WHAT YOU SHOULD DO | Copy the listing below in full and skip every picture.

Extracted data entries |
+++

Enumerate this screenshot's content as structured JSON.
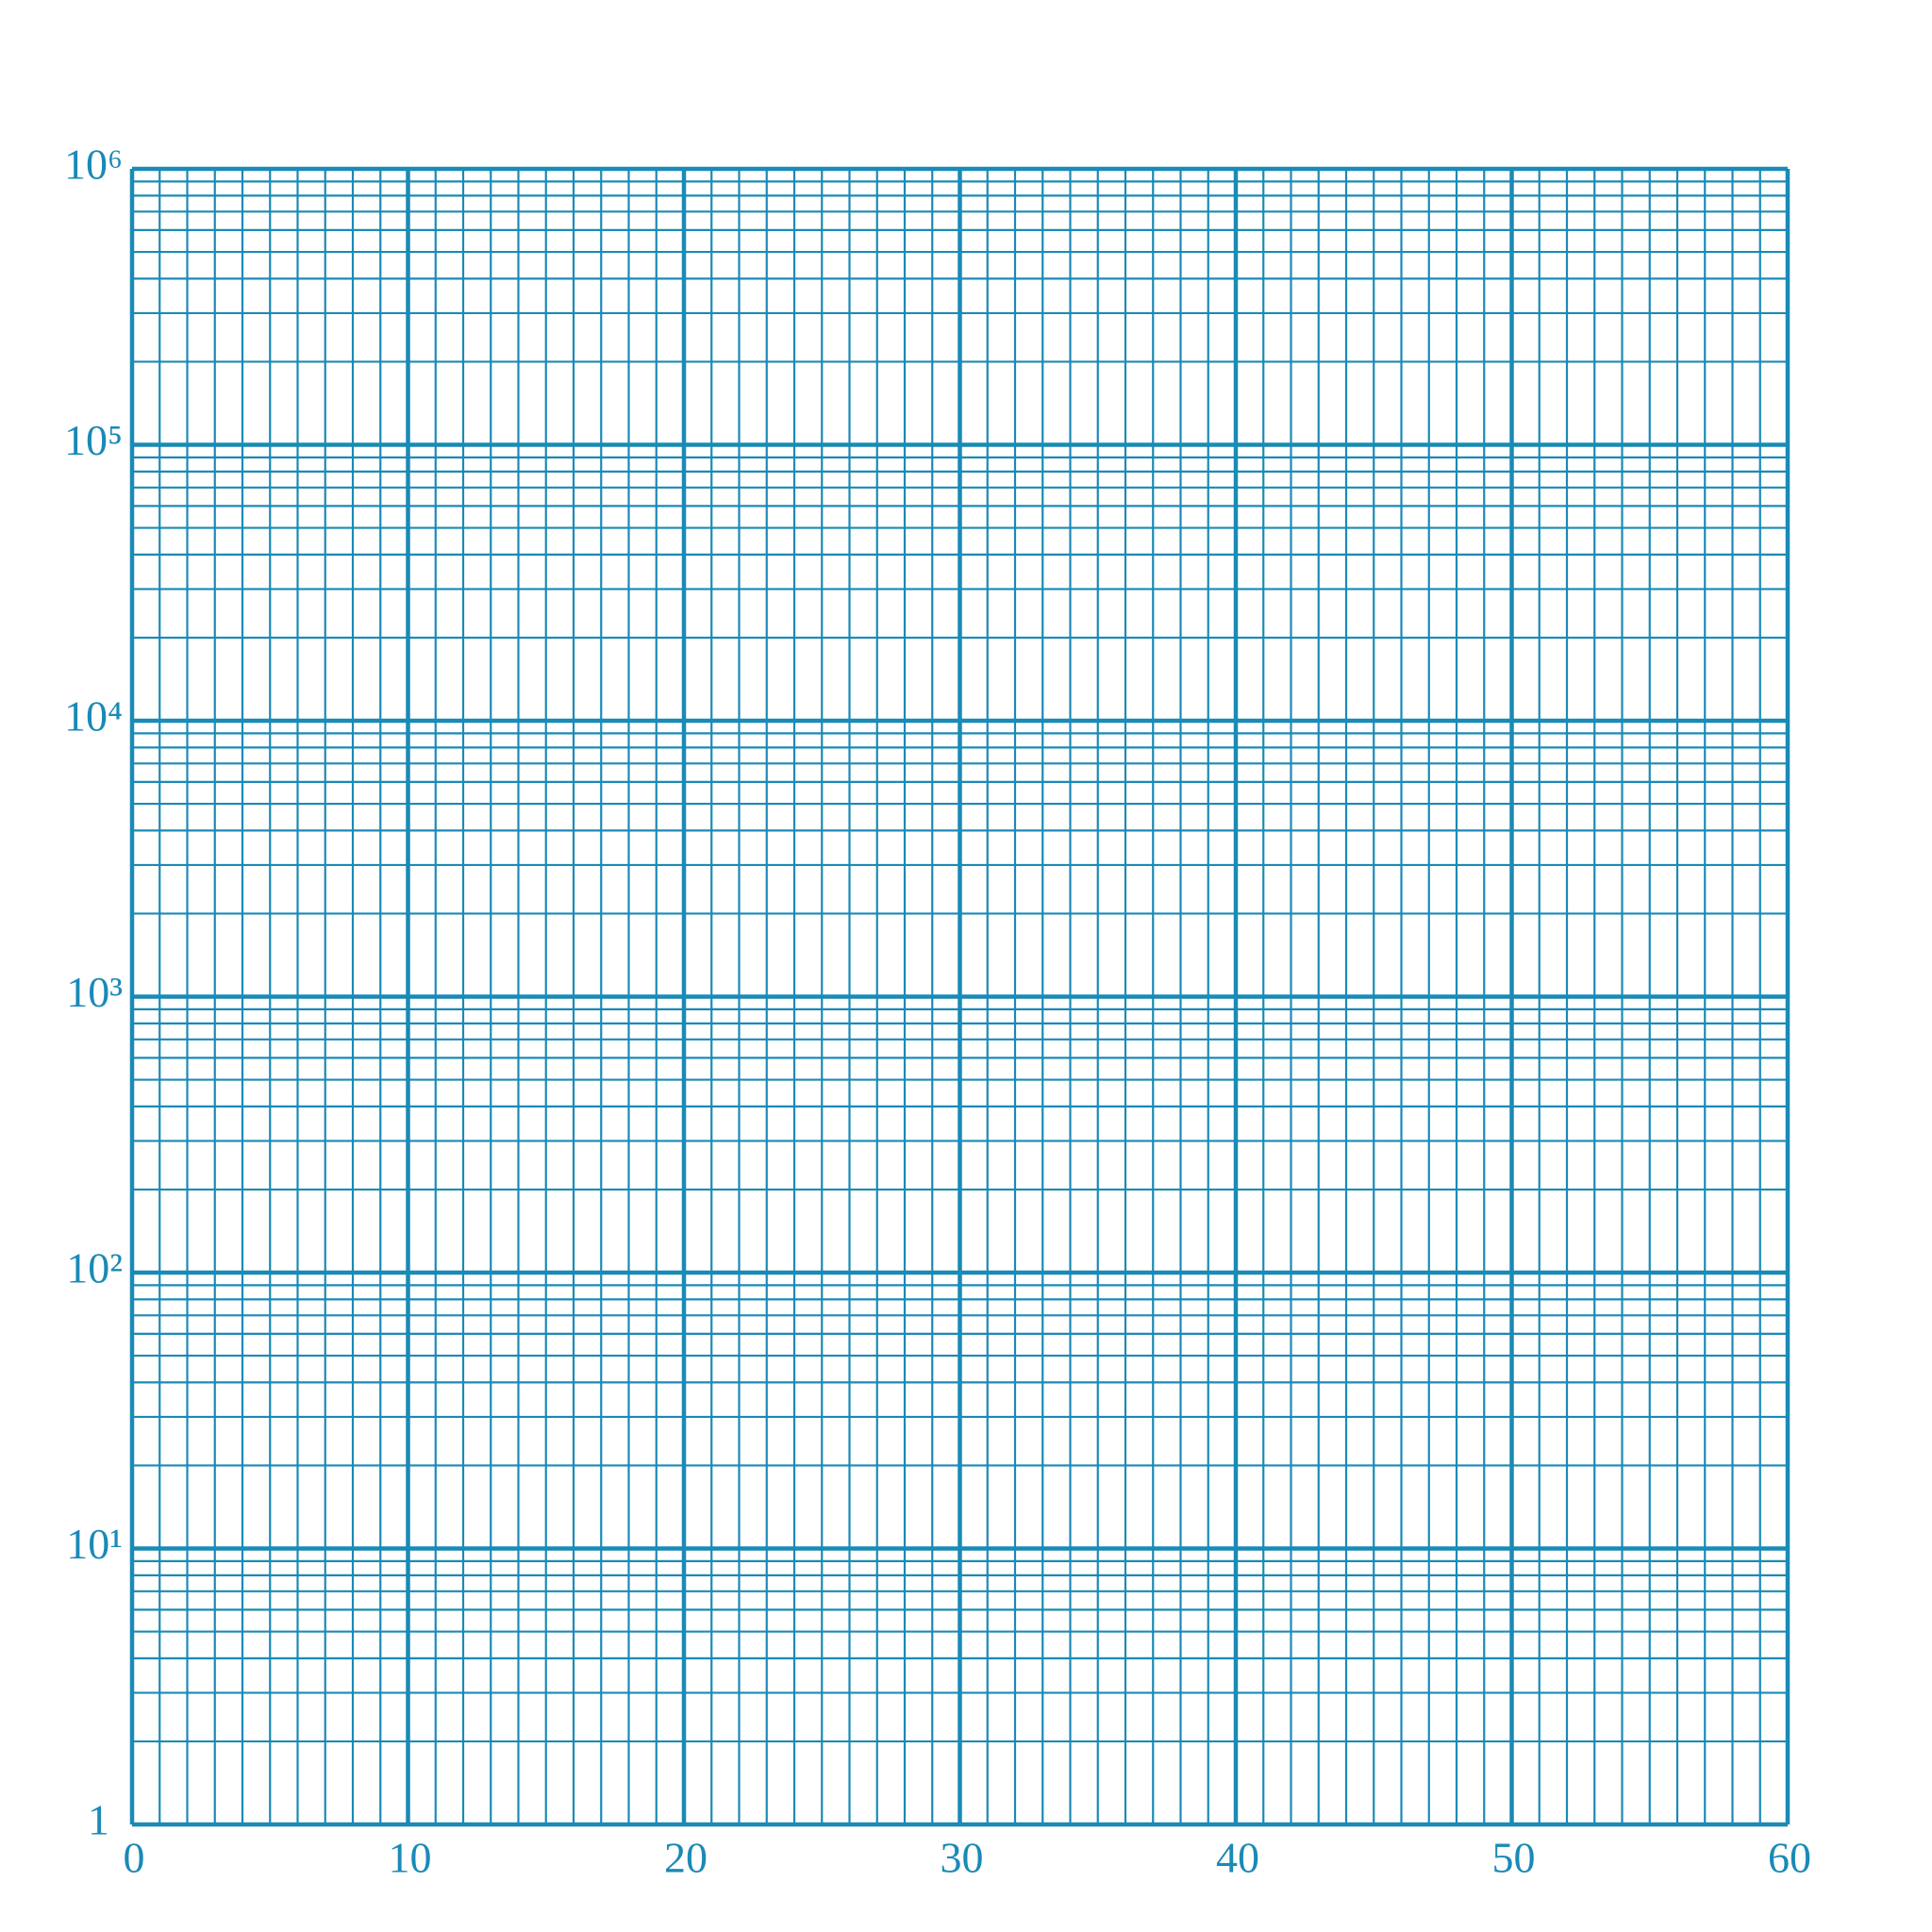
{
  "chart_data": {
    "type": "grid",
    "color": "#1a8ab6",
    "grid": true,
    "minor_grid": true,
    "ylog": true,
    "xlim": [
      0,
      60
    ],
    "xticks": [
      0,
      10,
      20,
      30,
      40,
      50,
      60
    ],
    "ylim": [
      1,
      1000000
    ],
    "yticks": [
      1,
      {
        "value": 10,
        "label": "10¹"
      },
      {
        "value": 100,
        "label": "10²"
      },
      {
        "value": 1000,
        "label": "10³"
      },
      {
        "value": 10000,
        "label": "10⁴"
      },
      {
        "value": 100000,
        "label": "10⁵"
      },
      {
        "value": 1000000,
        "label": "10⁶"
      }
    ]
  }
}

+++

EXERCISE SOLUTION |
Enumerate this screenshot's content as structured JSON.
{
  "chart_data": {
    "type": "grid",
    "color": "#1a8ab6",
    "grid": true,
    "minor_grid": true,
    "ylog": true,
    "xlim": [
      0,
      60
    ],
    "xticks": [
      0,
      10,
      20,
      30,
      40,
      50,
      60
    ],
    "ylim": [
      1,
      1000000
    ],
    "yticks": [
      1,
      {
        "value": 10,
        "label": "10¹"
      },
      {
        "value": 100,
        "label": "10²"
      },
      {
        "value": 1000,
        "label": "10³"
      },
      {
        "value": 10000,
        "label": "10⁴"
      },
      {
        "value": 100000,
        "label": "10⁵"
      },
      {
        "value": 1000000,
        "label": "10⁶"
      }
    ]
  }
}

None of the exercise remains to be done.